Your objective
Find each line with the word "bougie" and copy it.

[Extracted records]
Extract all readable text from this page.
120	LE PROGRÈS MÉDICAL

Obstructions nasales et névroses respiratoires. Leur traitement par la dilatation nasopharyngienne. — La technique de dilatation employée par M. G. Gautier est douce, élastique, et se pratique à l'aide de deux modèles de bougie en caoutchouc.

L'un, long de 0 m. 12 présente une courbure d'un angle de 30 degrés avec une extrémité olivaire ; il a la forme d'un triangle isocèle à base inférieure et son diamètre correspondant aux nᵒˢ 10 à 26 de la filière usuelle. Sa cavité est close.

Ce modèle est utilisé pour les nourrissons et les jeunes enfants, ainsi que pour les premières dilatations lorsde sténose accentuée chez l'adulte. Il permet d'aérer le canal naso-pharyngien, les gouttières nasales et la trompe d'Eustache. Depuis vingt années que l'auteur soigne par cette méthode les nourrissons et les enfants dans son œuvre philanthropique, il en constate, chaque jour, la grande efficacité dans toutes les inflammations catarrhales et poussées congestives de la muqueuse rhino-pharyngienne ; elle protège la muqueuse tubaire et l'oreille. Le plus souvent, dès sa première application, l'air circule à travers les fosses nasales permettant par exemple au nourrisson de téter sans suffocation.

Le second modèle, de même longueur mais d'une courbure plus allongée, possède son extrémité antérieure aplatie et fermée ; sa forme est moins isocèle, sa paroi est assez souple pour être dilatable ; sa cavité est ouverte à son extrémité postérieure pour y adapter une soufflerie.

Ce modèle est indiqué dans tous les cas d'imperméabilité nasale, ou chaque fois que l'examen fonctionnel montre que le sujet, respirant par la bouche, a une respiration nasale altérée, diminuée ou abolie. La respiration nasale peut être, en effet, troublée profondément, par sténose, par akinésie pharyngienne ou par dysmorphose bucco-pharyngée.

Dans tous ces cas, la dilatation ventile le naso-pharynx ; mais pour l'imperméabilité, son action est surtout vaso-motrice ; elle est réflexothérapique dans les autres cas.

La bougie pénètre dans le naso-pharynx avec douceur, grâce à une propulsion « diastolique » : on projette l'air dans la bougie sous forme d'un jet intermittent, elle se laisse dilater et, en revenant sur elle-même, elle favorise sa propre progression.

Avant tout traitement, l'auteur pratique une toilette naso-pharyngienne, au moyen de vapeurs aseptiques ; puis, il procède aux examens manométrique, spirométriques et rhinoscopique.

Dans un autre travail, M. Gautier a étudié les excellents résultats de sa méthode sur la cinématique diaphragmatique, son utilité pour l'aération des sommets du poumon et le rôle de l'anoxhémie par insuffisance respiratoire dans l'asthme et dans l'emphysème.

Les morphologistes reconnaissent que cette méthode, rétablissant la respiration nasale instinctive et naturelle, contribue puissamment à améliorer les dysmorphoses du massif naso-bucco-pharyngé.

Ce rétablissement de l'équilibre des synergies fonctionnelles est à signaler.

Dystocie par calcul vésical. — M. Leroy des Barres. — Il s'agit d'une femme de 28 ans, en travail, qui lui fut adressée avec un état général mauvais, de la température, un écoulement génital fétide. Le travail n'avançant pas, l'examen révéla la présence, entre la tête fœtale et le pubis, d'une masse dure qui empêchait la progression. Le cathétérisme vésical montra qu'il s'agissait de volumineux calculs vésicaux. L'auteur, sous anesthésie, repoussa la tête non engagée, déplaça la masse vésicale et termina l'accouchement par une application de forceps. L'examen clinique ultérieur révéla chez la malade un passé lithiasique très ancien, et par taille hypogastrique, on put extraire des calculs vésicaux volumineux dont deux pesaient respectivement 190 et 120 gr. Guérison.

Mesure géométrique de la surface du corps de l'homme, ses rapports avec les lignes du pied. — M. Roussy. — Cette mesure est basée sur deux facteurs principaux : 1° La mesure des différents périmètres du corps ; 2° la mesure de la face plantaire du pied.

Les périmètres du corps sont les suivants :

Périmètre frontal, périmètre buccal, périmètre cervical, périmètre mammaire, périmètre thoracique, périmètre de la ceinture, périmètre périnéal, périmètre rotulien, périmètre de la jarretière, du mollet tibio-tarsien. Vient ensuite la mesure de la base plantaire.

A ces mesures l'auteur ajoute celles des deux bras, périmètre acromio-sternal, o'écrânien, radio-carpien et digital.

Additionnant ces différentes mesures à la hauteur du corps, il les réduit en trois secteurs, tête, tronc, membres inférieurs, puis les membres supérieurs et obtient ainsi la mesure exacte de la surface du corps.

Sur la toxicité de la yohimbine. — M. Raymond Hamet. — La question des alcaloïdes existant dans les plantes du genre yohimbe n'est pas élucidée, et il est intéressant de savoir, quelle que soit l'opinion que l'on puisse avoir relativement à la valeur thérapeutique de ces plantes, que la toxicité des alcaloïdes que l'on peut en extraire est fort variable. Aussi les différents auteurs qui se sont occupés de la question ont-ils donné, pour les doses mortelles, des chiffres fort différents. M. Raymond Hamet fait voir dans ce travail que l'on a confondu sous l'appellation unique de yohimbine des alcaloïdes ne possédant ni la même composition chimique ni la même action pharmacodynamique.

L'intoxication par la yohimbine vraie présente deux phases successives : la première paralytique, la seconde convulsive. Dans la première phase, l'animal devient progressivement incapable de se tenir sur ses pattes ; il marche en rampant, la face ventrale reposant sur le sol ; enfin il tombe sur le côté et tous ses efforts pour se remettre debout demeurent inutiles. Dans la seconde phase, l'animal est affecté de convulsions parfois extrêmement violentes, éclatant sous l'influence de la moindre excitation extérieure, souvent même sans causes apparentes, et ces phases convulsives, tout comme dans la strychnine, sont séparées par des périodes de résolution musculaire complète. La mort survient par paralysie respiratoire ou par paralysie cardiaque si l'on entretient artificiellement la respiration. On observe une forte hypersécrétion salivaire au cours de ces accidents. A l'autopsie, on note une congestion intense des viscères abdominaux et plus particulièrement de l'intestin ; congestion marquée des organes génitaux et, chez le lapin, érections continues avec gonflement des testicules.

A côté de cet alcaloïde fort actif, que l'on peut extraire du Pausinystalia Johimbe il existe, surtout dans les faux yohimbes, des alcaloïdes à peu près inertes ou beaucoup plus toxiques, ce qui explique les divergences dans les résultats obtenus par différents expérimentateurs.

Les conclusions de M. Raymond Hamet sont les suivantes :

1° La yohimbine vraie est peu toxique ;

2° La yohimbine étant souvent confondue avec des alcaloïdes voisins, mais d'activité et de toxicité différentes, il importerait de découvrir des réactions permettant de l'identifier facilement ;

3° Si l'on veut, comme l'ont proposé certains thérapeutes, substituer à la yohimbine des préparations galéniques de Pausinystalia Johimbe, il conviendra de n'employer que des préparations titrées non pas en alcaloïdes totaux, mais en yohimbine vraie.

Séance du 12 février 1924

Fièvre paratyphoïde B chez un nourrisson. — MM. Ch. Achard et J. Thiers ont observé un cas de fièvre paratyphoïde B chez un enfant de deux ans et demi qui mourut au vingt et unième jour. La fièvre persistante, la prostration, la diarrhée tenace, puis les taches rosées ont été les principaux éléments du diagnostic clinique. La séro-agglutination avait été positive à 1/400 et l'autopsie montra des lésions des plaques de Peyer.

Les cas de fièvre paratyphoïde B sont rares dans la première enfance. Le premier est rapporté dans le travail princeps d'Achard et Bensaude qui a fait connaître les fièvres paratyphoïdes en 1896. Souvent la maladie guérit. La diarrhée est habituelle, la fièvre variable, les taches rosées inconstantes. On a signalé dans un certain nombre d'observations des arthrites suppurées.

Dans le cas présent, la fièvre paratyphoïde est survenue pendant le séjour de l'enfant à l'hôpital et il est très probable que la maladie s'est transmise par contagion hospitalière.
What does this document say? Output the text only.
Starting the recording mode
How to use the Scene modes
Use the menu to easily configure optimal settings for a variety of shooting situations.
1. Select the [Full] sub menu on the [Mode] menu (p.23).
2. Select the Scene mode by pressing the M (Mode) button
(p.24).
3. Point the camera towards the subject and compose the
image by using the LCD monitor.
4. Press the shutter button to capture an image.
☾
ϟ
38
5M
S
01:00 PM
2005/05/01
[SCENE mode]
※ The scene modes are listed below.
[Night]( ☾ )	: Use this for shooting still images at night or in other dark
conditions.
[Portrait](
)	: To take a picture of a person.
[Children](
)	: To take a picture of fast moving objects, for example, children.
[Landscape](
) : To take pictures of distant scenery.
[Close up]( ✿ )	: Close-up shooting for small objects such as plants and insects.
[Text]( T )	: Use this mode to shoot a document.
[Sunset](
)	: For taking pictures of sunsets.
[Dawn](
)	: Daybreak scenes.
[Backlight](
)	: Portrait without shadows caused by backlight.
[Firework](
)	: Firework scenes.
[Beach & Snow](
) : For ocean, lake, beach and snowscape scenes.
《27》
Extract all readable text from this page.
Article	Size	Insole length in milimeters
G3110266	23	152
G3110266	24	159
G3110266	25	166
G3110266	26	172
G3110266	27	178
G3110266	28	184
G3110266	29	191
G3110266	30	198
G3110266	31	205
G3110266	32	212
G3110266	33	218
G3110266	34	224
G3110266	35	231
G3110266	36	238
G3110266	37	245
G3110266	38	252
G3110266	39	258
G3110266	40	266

Result for this task
Obstructions nasales et névroses respiratoires. Leur traitement par la dilatation nasopharyngienne. — La technique de dilatation employée par M. G. Gautier est douce, élastique, et se pratique à l'aide de deux modèles de bougie en caoutchouc.
La bougie pénètre dans le naso-pharynx avec douceur, grâce à une propulsion « diastolique » : on projette l'air dans la bougie sous forme d'un jet intermittent, elle se laisse dilater et, en revenant sur elle-même, elle favorise sa propre progression.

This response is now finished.